# Some records
====
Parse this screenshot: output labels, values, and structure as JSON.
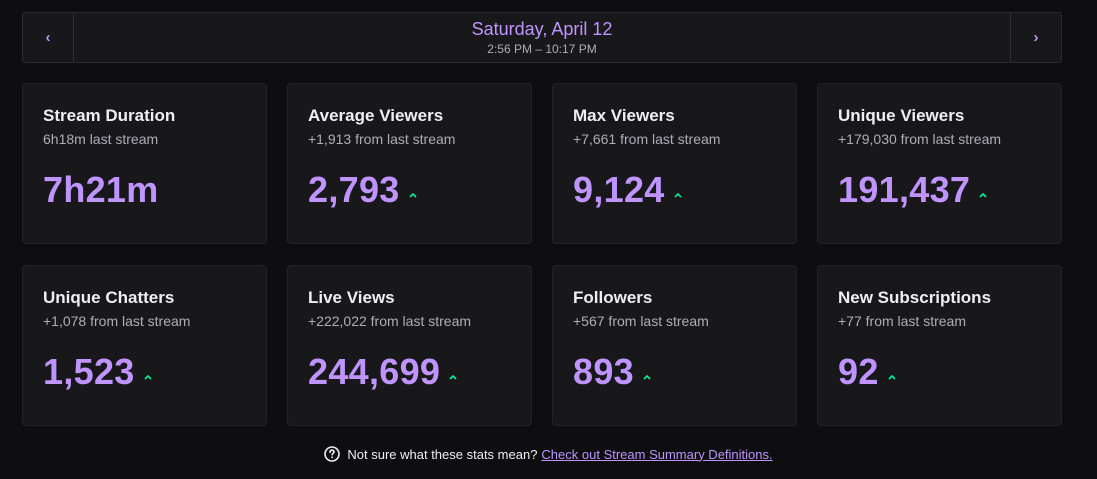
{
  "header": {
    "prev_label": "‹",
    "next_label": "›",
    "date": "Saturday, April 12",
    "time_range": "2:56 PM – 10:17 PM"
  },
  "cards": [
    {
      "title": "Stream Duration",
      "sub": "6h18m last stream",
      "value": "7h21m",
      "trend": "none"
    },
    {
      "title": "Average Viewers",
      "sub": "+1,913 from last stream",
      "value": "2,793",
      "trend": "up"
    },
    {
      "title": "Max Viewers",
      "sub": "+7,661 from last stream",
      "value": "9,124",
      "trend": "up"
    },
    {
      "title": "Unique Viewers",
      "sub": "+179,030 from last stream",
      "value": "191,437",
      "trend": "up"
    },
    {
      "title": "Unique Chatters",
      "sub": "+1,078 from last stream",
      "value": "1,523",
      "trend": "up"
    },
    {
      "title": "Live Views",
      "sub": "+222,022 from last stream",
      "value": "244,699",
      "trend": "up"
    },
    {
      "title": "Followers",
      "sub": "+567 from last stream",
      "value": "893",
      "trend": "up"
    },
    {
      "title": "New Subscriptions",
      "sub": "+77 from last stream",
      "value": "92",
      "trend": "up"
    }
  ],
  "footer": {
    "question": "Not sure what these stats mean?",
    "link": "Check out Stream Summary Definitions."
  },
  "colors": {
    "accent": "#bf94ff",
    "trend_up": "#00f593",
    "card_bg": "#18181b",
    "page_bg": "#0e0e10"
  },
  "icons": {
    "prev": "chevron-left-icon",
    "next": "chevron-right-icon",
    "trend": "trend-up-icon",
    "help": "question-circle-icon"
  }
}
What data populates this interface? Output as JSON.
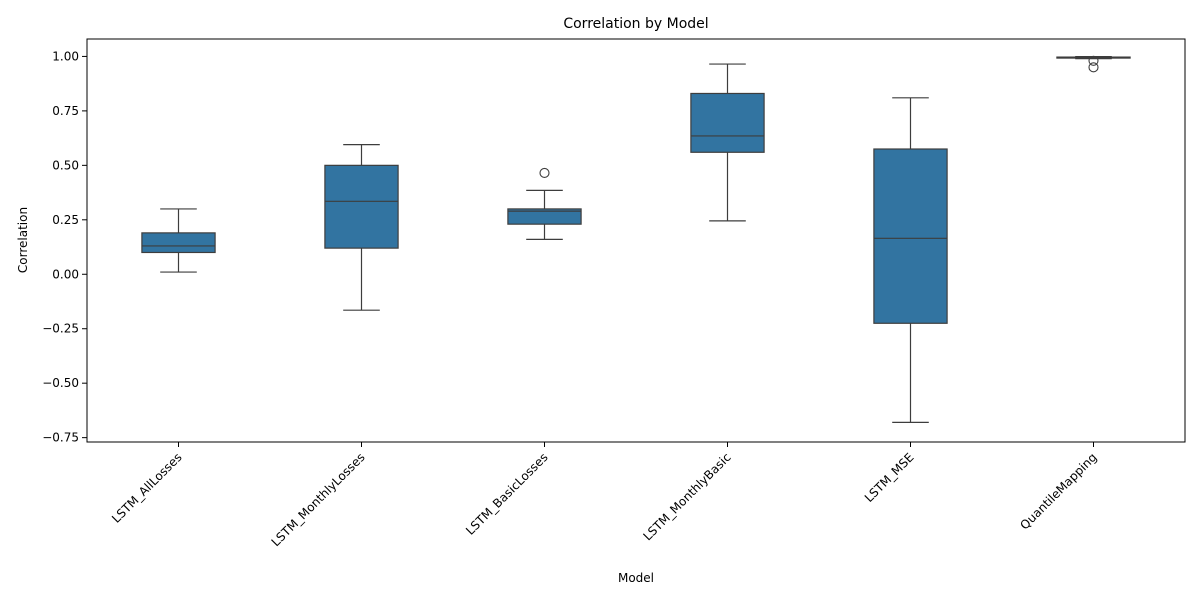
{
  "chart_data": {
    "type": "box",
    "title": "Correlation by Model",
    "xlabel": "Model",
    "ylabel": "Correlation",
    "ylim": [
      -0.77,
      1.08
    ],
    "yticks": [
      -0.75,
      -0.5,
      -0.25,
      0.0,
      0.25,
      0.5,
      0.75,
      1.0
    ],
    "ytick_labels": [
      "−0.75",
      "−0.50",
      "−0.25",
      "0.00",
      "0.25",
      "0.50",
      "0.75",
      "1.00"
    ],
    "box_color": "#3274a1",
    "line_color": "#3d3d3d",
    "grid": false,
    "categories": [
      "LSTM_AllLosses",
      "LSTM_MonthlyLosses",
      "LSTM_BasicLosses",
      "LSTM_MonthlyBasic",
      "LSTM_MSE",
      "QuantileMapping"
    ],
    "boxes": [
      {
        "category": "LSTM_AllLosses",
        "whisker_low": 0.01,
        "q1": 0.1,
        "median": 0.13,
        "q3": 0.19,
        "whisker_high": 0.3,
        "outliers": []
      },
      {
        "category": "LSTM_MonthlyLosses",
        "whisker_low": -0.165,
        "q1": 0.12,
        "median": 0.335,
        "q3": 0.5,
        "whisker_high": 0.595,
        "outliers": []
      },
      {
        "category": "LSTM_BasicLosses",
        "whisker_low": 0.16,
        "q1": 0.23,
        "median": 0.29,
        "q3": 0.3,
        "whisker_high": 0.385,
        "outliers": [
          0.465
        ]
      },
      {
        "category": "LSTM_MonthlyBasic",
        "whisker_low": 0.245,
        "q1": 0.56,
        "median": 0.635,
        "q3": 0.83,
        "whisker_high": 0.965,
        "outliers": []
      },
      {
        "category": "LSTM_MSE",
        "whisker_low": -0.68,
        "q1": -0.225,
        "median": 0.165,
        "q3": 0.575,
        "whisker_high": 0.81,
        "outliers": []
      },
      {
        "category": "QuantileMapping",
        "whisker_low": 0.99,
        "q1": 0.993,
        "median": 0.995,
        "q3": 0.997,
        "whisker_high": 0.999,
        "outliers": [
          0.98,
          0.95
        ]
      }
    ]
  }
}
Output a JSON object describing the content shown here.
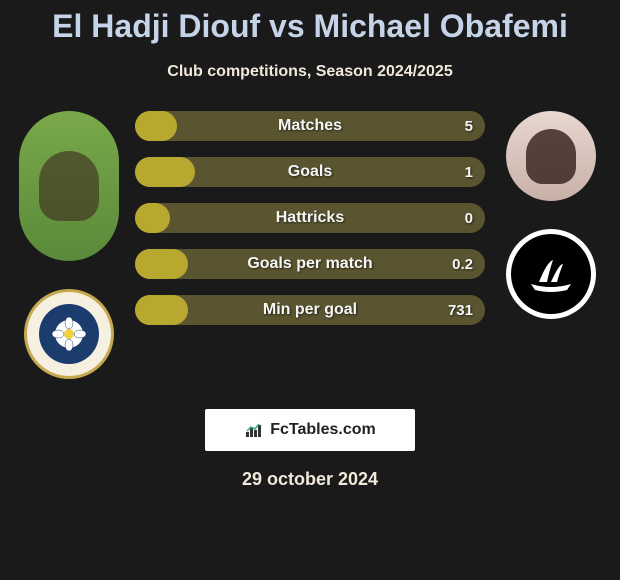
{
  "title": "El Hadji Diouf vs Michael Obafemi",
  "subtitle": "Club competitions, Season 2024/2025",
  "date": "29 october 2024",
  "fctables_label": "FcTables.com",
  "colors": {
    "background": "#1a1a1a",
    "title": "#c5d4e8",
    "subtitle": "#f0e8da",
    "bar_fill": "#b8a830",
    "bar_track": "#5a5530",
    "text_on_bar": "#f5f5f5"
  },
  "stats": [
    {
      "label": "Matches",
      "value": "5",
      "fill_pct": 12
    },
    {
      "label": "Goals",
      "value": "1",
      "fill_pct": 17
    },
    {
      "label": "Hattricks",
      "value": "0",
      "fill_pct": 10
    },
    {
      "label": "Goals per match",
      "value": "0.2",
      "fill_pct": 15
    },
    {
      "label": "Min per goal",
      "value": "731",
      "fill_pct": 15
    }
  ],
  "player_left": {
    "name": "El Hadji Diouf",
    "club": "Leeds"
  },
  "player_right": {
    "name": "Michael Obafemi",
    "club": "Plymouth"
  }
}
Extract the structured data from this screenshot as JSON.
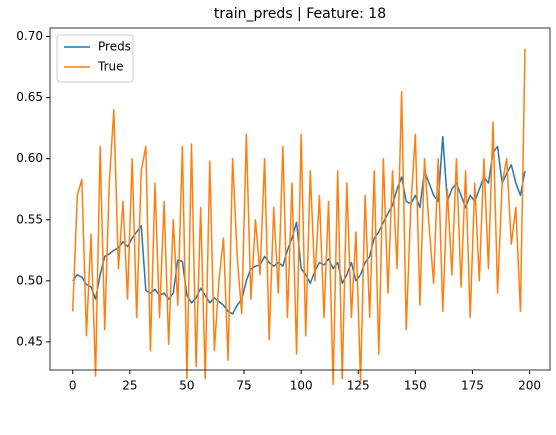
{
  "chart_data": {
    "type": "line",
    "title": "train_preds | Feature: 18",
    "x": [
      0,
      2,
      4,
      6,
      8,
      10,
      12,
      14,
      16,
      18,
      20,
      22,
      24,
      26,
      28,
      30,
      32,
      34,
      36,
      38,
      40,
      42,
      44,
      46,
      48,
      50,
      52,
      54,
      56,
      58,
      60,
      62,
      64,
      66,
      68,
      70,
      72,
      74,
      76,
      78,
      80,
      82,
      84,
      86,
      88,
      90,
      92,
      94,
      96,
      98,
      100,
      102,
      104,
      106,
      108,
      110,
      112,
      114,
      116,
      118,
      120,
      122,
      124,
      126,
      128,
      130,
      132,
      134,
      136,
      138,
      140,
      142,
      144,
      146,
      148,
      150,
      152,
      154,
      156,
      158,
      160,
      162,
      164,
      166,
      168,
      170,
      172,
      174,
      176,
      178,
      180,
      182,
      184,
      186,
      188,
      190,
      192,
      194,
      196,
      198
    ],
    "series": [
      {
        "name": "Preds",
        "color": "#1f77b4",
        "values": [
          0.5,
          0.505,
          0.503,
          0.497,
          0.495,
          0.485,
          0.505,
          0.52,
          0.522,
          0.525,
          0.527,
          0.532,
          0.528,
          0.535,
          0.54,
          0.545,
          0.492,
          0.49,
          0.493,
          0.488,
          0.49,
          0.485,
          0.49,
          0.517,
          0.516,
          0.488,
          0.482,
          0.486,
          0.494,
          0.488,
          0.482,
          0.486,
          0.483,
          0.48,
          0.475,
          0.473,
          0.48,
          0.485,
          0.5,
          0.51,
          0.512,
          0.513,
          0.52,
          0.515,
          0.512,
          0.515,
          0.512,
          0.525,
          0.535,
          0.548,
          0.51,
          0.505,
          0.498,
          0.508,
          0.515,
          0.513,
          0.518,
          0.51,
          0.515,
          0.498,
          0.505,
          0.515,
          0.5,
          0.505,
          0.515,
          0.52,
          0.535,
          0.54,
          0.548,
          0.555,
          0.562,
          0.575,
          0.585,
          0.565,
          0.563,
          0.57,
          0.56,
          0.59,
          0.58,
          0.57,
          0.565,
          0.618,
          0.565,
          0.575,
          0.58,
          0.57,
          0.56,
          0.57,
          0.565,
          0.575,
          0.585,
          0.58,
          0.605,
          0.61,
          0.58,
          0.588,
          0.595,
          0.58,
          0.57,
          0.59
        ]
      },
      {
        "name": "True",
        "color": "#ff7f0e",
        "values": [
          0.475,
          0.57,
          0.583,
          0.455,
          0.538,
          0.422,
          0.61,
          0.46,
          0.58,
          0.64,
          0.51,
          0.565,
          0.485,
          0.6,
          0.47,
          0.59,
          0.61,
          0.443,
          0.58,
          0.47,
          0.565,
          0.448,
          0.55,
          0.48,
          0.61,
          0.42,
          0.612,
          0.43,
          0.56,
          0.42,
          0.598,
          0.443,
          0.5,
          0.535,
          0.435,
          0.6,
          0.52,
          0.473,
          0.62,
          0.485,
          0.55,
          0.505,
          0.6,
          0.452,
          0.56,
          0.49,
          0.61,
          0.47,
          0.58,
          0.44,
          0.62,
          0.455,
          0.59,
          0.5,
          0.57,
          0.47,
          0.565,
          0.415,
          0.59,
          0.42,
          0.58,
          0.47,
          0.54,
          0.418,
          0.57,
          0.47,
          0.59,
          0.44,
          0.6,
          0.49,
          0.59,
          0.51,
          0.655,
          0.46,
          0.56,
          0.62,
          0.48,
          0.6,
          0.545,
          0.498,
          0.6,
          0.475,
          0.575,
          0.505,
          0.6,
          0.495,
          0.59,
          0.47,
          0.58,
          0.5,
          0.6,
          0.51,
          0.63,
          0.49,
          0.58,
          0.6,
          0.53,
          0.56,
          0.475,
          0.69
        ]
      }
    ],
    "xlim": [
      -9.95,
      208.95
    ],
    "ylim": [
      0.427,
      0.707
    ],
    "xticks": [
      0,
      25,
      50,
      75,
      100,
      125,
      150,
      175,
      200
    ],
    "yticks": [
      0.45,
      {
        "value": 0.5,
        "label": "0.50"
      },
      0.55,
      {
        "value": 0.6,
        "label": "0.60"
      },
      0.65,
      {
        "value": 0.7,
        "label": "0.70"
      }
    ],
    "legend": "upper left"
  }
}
====
# GOAL OF THE EXERCISE
Count the lines that include the word "subtitle" and state the result as a bare number.

# COMPLETE RESPONSE
2